-- START OF DATASET EXTRACT --
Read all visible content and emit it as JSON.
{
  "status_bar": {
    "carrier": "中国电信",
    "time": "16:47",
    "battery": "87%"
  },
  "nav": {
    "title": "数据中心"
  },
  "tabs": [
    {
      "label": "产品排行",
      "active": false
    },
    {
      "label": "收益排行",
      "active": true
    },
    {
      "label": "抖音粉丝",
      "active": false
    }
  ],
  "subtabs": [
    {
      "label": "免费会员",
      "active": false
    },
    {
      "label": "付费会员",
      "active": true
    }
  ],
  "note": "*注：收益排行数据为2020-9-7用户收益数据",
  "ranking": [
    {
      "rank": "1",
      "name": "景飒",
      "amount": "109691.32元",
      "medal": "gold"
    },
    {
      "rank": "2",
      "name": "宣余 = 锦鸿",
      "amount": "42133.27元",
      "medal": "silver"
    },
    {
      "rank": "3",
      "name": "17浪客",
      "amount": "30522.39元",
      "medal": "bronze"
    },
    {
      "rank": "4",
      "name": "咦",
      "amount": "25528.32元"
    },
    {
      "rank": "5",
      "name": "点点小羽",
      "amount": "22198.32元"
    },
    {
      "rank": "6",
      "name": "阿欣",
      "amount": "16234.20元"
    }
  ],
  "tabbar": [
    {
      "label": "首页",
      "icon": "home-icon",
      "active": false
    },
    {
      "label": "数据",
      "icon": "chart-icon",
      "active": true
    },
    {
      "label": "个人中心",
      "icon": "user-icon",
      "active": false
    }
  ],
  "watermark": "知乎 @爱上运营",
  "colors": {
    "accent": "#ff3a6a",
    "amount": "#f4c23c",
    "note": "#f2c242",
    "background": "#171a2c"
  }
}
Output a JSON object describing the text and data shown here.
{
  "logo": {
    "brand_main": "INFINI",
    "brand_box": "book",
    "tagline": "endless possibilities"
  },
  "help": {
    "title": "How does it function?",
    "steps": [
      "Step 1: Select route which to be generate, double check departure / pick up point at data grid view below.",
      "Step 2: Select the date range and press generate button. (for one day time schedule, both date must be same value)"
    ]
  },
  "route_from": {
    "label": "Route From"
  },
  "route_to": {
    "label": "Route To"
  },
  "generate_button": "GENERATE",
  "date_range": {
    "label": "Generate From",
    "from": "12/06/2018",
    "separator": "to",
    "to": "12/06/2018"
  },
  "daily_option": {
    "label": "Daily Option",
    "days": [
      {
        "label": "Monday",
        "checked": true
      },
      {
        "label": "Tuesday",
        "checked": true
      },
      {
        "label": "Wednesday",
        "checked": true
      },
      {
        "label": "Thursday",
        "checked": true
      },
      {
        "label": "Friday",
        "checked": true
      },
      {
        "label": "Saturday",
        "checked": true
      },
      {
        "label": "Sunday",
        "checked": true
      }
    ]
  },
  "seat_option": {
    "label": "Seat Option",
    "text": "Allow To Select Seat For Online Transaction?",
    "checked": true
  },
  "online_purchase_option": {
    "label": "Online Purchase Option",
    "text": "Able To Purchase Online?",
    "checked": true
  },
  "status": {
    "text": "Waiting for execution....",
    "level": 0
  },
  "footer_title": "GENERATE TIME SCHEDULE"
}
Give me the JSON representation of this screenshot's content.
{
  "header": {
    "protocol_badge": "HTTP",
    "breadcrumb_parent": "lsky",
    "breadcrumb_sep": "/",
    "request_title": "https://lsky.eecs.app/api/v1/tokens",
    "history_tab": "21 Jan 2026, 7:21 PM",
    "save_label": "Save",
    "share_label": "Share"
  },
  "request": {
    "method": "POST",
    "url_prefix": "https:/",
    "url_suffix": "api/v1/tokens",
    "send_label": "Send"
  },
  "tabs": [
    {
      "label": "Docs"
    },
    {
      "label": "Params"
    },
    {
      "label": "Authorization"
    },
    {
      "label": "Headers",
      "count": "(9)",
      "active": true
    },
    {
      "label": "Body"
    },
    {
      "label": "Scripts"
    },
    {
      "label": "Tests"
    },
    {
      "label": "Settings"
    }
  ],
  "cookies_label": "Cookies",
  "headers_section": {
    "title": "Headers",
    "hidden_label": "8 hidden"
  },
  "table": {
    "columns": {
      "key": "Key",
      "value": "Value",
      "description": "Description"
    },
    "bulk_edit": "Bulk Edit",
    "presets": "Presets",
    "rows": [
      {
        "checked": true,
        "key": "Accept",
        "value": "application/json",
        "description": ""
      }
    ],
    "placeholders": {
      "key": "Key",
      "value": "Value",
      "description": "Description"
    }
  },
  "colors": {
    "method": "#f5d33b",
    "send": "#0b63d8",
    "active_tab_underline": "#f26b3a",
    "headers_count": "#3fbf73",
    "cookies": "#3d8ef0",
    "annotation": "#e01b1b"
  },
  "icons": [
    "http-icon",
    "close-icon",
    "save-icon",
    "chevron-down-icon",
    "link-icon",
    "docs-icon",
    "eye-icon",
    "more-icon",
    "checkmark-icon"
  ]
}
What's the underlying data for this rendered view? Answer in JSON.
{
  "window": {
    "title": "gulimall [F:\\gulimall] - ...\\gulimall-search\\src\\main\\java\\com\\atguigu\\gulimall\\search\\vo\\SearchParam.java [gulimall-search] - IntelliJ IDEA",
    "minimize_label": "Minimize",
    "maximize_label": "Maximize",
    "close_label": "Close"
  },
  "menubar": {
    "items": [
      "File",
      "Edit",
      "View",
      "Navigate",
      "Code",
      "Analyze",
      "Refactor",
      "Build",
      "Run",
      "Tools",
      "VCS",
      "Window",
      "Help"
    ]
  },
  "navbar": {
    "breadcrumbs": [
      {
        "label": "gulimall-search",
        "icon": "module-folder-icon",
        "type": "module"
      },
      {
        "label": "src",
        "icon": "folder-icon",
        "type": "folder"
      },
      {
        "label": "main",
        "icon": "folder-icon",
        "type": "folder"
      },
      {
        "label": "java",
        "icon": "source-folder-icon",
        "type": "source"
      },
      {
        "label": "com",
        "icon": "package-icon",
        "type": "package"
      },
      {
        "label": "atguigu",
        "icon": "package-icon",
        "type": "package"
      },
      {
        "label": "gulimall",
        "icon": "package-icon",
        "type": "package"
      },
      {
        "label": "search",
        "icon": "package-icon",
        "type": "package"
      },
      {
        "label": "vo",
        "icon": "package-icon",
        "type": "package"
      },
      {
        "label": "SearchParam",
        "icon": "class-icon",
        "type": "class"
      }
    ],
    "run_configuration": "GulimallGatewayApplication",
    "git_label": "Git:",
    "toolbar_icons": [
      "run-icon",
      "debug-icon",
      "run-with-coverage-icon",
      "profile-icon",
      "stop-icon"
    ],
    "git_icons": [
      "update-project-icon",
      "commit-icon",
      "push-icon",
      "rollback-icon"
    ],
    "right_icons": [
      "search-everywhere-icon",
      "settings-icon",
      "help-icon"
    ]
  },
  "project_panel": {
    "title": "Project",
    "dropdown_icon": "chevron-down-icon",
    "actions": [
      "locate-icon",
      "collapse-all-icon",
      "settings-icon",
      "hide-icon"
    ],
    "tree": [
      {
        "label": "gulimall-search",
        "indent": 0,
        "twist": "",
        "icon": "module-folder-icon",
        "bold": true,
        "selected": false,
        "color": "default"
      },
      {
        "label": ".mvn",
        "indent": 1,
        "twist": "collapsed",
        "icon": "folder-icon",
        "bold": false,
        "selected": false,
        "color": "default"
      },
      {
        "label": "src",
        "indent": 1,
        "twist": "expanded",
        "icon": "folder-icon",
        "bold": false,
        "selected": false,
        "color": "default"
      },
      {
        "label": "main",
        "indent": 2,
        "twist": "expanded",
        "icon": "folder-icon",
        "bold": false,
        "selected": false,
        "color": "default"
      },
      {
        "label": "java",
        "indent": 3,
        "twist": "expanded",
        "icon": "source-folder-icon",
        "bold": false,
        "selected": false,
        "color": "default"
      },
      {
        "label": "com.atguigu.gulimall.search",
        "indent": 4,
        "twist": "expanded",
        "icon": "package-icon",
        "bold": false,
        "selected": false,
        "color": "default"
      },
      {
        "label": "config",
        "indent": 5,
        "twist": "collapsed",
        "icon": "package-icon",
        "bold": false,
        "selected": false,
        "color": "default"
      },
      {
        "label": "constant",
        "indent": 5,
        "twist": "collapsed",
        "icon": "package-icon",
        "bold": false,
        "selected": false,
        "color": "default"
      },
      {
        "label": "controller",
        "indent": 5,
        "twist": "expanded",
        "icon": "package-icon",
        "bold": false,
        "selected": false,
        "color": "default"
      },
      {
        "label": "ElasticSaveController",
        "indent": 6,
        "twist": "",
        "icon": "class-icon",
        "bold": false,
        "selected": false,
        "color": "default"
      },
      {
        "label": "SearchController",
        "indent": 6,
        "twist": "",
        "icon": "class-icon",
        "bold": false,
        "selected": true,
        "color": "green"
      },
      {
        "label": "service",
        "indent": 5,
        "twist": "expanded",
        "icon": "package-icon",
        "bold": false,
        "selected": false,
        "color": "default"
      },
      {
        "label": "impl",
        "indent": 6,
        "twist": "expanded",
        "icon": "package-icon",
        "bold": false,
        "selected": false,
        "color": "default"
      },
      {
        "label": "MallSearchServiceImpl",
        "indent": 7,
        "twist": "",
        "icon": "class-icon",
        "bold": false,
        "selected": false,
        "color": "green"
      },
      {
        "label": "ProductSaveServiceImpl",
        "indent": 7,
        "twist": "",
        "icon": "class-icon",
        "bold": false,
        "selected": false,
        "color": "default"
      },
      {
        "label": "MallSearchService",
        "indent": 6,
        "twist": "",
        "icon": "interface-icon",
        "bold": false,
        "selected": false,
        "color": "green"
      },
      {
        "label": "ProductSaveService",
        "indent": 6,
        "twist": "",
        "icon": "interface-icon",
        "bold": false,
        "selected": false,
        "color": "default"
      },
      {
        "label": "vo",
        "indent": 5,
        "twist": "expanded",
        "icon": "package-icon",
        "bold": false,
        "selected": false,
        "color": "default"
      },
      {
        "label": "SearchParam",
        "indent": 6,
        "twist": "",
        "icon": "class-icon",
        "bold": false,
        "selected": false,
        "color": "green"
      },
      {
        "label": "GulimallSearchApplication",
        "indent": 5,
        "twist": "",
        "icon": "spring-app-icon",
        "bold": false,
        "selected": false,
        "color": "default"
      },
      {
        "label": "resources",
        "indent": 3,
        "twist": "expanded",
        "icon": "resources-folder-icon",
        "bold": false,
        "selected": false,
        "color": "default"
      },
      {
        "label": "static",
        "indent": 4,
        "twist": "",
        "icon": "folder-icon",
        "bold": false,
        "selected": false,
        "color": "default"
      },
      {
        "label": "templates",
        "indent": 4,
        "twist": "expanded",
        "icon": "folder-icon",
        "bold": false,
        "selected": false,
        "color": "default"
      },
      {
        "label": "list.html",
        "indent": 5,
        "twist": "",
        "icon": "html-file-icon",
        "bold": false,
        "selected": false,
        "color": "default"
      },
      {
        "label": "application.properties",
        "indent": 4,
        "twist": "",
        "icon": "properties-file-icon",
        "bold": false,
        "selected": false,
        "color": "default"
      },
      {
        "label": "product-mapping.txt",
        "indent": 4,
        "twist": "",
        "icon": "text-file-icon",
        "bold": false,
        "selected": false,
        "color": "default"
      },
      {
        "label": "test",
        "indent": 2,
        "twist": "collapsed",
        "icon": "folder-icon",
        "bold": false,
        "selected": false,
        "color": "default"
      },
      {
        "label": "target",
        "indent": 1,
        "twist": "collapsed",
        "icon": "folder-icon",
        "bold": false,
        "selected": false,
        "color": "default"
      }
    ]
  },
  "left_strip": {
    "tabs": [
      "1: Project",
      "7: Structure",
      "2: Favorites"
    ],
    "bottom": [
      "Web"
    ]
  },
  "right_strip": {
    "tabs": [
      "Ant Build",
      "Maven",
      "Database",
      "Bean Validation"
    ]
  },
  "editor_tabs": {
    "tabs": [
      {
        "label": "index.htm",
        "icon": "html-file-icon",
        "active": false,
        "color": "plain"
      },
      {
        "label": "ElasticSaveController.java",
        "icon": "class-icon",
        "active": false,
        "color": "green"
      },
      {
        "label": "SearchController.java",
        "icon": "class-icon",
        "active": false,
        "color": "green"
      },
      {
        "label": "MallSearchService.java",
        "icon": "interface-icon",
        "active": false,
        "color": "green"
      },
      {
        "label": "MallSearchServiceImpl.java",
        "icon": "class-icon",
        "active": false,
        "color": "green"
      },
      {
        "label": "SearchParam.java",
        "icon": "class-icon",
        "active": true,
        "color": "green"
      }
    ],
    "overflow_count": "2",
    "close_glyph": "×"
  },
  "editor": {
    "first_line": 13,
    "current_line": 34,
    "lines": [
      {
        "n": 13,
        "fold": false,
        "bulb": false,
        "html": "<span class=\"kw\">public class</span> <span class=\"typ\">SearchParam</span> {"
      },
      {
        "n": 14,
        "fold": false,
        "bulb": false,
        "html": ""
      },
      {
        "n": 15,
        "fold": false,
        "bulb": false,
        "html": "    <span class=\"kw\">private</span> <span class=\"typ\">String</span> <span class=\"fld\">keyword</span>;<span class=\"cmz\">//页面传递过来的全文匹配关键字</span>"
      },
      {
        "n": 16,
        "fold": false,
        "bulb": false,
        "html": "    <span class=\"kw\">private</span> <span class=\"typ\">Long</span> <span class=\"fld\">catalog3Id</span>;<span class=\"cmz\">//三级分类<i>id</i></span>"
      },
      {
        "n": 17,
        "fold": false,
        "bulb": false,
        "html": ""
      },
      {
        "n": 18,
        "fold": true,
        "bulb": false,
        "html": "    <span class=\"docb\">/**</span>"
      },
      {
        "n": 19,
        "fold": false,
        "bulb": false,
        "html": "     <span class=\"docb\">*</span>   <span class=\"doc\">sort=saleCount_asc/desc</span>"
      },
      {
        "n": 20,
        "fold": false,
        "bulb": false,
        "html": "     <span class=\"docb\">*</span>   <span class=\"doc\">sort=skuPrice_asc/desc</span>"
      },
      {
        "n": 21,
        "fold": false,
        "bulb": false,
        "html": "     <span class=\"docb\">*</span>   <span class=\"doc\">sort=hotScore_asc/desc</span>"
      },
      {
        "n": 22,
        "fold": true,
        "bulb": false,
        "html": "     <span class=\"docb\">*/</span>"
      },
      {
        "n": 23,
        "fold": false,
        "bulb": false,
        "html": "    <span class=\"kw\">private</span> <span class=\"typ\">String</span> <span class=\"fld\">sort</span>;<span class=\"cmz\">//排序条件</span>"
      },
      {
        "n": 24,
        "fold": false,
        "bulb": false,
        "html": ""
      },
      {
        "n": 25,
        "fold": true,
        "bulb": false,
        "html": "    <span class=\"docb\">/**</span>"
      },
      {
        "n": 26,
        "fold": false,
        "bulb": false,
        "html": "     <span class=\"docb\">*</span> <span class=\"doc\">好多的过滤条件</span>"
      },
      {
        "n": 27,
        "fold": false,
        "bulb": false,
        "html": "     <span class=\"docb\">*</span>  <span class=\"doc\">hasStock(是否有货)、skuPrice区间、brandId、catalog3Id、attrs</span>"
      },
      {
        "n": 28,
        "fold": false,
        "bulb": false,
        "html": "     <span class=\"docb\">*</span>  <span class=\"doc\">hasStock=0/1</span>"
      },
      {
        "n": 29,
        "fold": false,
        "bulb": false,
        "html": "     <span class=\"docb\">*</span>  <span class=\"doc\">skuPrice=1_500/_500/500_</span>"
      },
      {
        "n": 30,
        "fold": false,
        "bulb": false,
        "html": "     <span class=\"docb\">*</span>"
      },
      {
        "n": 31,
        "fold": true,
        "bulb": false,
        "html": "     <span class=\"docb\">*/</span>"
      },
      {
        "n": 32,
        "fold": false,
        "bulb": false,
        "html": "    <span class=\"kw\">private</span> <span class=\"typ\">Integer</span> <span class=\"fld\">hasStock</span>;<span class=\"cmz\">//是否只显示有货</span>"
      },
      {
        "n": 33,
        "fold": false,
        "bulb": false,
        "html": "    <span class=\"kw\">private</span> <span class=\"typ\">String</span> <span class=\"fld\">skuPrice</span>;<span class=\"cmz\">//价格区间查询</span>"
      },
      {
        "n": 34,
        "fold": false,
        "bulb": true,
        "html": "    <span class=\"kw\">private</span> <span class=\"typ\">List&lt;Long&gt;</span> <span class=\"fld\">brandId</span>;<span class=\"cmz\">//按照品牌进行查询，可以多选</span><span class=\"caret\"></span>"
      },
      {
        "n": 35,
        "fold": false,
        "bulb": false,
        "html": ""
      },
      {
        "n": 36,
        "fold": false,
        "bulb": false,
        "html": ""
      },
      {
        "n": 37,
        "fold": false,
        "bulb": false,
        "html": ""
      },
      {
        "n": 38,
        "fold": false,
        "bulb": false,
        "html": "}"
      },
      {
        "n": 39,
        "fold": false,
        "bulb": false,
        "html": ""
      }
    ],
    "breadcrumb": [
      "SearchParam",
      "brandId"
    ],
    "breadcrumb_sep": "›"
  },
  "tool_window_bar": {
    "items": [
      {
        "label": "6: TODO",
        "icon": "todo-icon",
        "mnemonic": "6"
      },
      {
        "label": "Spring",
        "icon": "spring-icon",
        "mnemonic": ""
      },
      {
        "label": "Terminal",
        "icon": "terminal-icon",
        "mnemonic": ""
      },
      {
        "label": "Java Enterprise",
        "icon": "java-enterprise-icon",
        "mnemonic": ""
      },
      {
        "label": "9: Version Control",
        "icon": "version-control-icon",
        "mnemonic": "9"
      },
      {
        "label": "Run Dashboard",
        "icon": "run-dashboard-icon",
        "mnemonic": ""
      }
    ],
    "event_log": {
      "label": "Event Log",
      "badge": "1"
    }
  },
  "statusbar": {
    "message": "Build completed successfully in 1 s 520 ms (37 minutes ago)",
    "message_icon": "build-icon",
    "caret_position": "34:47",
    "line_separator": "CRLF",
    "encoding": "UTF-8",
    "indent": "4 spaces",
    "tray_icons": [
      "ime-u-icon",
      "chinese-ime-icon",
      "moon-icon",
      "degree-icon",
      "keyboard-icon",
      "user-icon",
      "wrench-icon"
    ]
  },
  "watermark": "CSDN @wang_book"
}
-- END OF DATASET EXTRACT --
Scan the data above; copy every line where "name" appears.

      "name": "景飒",
      "name": "宣余 = 锦鸿",
      "name": "17浪客",
      "name": "咦",
      "name": "点点小羽",
      "name": "阿欣",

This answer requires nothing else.